> _Given problem_
Print out every line, exactly as written.

(Stored data)
>>>

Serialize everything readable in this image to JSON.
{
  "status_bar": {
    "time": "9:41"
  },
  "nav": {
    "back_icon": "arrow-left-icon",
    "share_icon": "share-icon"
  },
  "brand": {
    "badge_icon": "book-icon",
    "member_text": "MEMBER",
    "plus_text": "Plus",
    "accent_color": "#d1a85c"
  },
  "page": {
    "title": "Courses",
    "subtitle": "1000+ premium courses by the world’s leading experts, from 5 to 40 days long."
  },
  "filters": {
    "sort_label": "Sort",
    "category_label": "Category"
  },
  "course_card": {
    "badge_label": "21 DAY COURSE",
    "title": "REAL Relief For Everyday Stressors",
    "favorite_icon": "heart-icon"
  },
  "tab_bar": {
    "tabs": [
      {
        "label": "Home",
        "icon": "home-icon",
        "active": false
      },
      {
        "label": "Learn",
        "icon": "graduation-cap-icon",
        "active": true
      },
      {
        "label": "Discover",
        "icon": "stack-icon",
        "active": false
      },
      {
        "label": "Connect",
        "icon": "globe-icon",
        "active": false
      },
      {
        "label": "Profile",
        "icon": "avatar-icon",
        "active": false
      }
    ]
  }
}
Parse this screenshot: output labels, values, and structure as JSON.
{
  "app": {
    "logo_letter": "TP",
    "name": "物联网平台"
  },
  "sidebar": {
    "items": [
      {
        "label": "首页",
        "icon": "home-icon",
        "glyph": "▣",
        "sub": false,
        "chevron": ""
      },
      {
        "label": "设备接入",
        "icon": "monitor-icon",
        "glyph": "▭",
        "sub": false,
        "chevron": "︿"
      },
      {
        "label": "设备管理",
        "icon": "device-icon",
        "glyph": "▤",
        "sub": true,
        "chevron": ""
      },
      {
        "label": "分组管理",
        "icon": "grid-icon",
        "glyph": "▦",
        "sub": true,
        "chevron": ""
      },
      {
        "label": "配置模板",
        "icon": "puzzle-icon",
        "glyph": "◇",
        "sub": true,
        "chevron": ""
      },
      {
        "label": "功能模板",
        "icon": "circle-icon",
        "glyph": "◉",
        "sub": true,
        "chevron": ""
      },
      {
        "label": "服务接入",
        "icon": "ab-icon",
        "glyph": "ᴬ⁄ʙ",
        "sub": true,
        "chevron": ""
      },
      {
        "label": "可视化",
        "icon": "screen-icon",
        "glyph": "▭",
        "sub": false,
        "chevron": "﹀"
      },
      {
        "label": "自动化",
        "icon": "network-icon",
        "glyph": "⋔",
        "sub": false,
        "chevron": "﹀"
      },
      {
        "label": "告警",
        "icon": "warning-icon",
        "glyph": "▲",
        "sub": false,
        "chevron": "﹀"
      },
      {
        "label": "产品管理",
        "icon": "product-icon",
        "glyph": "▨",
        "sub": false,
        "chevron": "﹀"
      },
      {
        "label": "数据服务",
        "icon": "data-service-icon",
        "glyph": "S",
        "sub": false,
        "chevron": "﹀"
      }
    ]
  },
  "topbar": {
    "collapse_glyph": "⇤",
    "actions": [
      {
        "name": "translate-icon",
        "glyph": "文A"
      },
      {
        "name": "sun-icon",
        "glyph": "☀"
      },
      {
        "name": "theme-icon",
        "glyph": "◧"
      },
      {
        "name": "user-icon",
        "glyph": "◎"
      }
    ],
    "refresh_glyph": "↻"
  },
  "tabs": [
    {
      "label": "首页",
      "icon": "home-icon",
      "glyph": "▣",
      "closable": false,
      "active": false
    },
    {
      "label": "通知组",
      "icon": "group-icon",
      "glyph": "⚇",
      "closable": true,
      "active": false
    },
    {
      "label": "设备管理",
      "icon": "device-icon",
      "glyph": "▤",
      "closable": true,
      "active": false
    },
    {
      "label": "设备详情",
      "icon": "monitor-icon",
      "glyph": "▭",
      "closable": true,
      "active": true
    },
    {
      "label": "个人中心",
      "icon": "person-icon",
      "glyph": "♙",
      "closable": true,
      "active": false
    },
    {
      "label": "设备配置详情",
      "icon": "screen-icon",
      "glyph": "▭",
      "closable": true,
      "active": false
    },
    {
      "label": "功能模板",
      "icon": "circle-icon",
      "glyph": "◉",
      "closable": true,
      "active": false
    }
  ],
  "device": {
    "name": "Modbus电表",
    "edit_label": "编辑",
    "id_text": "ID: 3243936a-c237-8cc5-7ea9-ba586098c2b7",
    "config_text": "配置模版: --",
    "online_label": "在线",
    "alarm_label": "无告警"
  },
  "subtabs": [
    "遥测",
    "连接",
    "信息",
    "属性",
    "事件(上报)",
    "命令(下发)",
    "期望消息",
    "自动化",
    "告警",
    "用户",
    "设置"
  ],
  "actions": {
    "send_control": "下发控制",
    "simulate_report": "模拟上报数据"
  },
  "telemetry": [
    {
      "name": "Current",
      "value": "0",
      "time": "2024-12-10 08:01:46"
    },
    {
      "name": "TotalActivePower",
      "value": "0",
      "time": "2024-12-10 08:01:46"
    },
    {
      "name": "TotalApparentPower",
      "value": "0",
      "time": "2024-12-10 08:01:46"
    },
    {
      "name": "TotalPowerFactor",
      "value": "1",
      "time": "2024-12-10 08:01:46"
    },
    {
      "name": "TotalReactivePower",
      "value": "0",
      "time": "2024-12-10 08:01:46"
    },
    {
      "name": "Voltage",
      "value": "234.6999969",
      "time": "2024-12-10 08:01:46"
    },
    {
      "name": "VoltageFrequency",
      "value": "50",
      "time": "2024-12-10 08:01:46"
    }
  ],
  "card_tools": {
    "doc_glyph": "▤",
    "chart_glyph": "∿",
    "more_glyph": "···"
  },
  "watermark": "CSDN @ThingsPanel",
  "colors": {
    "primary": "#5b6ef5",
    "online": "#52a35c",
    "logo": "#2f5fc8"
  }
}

<<<

> _Problem solution_
Serialize everything readable in this image to JSON.
{
  "status_bar": {
    "time": "9:41"
  },
  "nav": {
    "back_icon": "arrow-left-icon",
    "share_icon": "share-icon"
  },
  "brand": {
    "badge_icon": "book-icon",
    "member_text": "MEMBER",
    "plus_text": "Plus",
    "accent_color": "#d1a85c"
  },
  "page": {
    "title": "Courses",
    "subtitle": "1000+ premium courses by the world’s leading experts, from 5 to 40 days long."
  },
  "filters": {
    "sort_label": "Sort",
    "category_label": "Category"
  },
  "course_card": {
    "badge_label": "21 DAY COURSE",
    "title": "REAL Relief For Everyday Stressors",
    "favorite_icon": "heart-icon"
  },
  "tab_bar": {
    "tabs": [
      {
        "label": "Home",
        "icon": "home-icon",
        "active": false
      },
      {
        "label": "Learn",
        "icon": "graduation-cap-icon",
        "active": true
      },
      {
        "label": "Discover",
        "icon": "stack-icon",
        "active": false
      },
      {
        "label": "Connect",
        "icon": "globe-icon",
        "active": false
      },
      {
        "label": "Profile",
        "icon": "avatar-icon",
        "active": false
      }
    ]
  }
}
Parse this screenshot: output labels, values, and structure as JSON.
{
  "app": {
    "logo_letter": "TP",
    "name": "物联网平台"
  },
  "sidebar": {
    "items": [
      {
        "label": "首页",
        "icon": "home-icon",
        "glyph": "▣",
        "sub": false,
        "chevron": ""
      },
      {
        "label": "设备接入",
        "icon": "monitor-icon",
        "glyph": "▭",
        "sub": false,
        "chevron": "︿"
      },
      {
        "label": "设备管理",
        "icon": "device-icon",
        "glyph": "▤",
        "sub": true,
        "chevron": ""
      },
      {
        "label": "分组管理",
        "icon": "grid-icon",
        "glyph": "▦",
        "sub": true,
        "chevron": ""
      },
      {
        "label": "配置模板",
        "icon": "puzzle-icon",
        "glyph": "◇",
        "sub": true,
        "chevron": ""
      },
      {
        "label": "功能模板",
        "icon": "circle-icon",
        "glyph": "◉",
        "sub": true,
        "chevron": ""
      },
      {
        "label": "服务接入",
        "icon": "ab-icon",
        "glyph": "ᴬ⁄ʙ",
        "sub": true,
        "chevron": ""
      },
      {
        "label": "可视化",
        "icon": "screen-icon",
        "glyph": "▭",
        "sub": false,
        "chevron": "﹀"
      },
      {
        "label": "自动化",
        "icon": "network-icon",
        "glyph": "⋔",
        "sub": false,
        "chevron": "﹀"
      },
      {
        "label": "告警",
        "icon": "warning-icon",
        "glyph": "▲",
        "sub": false,
        "chevron": "﹀"
      },
      {
        "label": "产品管理",
        "icon": "product-icon",
        "glyph": "▨",
        "sub": false,
        "chevron": "﹀"
      },
      {
        "label": "数据服务",
        "icon": "data-service-icon",
        "glyph": "S",
        "sub": false,
        "chevron": "﹀"
      }
    ]
  },
  "topbar": {
    "collapse_glyph": "⇤",
    "actions": [
      {
        "name": "translate-icon",
        "glyph": "文A"
      },
      {
        "name": "sun-icon",
        "glyph": "☀"
      },
      {
        "name": "theme-icon",
        "glyph": "◧"
      },
      {
        "name": "user-icon",
        "glyph": "◎"
      }
    ],
    "refresh_glyph": "↻"
  },
  "tabs": [
    {
      "label": "首页",
      "icon": "home-icon",
      "glyph": "▣",
      "closable": false,
      "active": false
    },
    {
      "label": "通知组",
      "icon": "group-icon",
      "glyph": "⚇",
      "closable": true,
      "active": false
    },
    {
      "label": "设备管理",
      "icon": "device-icon",
      "glyph": "▤",
      "closable": true,
      "active": false
    },
    {
      "label": "设备详情",
      "icon": "monitor-icon",
      "glyph": "▭",
      "closable": true,
      "active": true
    },
    {
      "label": "个人中心",
      "icon": "person-icon",
      "glyph": "♙",
      "closable": true,
      "active": false
    },
    {
      "label": "设备配置详情",
      "icon": "screen-icon",
      "glyph": "▭",
      "closable": true,
      "active": false
    },
    {
      "label": "功能模板",
      "icon": "circle-icon",
      "glyph": "◉",
      "closable": true,
      "active": false
    }
  ],
  "device": {
    "name": "Modbus电表",
    "edit_label": "编辑",
    "id_text": "ID: 3243936a-c237-8cc5-7ea9-ba586098c2b7",
    "config_text": "配置模版: --",
    "online_label": "在线",
    "alarm_label": "无告警"
  },
  "subtabs": [
    "遥测",
    "连接",
    "信息",
    "属性",
    "事件(上报)",
    "命令(下发)",
    "期望消息",
    "自动化",
    "告警",
    "用户",
    "设置"
  ],
  "actions": {
    "send_control": "下发控制",
    "simulate_report": "模拟上报数据"
  },
  "telemetry": [
    {
      "name": "Current",
      "value": "0",
      "time": "2024-12-10 08:01:46"
    },
    {
      "name": "TotalActivePower",
      "value": "0",
      "time": "2024-12-10 08:01:46"
    },
    {
      "name": "TotalApparentPower",
      "value": "0",
      "time": "2024-12-10 08:01:46"
    },
    {
      "name": "TotalPowerFactor",
      "value": "1",
      "time": "2024-12-10 08:01:46"
    },
    {
      "name": "TotalReactivePower",
      "value": "0",
      "time": "2024-12-10 08:01:46"
    },
    {
      "name": "Voltage",
      "value": "234.6999969",
      "time": "2024-12-10 08:01:46"
    },
    {
      "name": "VoltageFrequency",
      "value": "50",
      "time": "2024-12-10 08:01:46"
    }
  ],
  "card_tools": {
    "doc_glyph": "▤",
    "chart_glyph": "∿",
    "more_glyph": "···"
  },
  "watermark": "CSDN @ThingsPanel",
  "colors": {
    "primary": "#5b6ef5",
    "online": "#52a35c",
    "logo": "#2f5fc8"
  }
}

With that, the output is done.